═════ DATA RECORDS ═════

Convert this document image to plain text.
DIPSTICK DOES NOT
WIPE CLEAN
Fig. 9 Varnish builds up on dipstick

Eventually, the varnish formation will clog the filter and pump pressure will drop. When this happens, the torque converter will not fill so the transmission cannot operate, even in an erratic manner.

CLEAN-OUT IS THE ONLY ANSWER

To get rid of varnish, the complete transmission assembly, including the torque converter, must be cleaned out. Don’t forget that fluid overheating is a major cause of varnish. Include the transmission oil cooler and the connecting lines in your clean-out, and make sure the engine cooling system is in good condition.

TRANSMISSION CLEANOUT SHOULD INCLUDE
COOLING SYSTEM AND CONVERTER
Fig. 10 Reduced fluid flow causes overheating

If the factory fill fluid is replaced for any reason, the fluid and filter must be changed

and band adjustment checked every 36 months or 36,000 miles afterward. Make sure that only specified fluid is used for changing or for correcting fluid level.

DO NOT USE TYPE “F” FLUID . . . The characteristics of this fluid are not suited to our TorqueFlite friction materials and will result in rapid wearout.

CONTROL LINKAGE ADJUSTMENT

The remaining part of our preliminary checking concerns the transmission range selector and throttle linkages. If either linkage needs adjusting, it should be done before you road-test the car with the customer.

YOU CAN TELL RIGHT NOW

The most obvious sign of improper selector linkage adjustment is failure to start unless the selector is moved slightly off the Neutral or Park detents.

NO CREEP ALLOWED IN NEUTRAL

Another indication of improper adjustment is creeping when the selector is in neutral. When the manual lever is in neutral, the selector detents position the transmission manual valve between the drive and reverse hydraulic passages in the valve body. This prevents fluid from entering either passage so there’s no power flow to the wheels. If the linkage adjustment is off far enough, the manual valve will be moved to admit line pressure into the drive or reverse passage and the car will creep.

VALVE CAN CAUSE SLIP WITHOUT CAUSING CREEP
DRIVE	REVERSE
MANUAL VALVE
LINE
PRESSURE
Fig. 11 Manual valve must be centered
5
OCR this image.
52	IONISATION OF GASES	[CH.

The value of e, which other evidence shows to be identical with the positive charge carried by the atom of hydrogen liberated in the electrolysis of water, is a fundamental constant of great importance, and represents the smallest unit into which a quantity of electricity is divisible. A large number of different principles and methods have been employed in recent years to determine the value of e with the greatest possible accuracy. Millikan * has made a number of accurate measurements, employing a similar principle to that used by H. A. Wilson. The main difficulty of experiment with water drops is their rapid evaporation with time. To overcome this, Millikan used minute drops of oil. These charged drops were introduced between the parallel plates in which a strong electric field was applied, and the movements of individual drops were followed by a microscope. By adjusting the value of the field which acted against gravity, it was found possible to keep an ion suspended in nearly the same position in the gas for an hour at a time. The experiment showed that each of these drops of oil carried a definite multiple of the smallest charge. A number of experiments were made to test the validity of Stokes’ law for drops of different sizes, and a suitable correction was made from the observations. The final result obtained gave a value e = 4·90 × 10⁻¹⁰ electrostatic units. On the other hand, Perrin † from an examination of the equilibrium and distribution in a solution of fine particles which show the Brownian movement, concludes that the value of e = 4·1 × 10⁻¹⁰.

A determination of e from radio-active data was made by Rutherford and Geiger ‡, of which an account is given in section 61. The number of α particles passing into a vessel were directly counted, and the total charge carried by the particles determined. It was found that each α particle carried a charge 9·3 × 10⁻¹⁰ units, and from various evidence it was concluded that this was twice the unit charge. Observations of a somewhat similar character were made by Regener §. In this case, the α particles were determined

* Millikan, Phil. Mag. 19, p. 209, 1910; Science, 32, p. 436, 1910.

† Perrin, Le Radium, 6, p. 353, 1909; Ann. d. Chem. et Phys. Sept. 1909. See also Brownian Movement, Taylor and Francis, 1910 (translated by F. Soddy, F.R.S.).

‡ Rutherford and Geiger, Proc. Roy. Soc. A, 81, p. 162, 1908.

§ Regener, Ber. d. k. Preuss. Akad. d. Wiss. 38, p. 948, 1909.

═════

_WHAT IS REQUIRED_. Check each line of the data above for the word "fluid" and say how many lines contain it, giving nothing besides the number.

_SOLUTION_. 6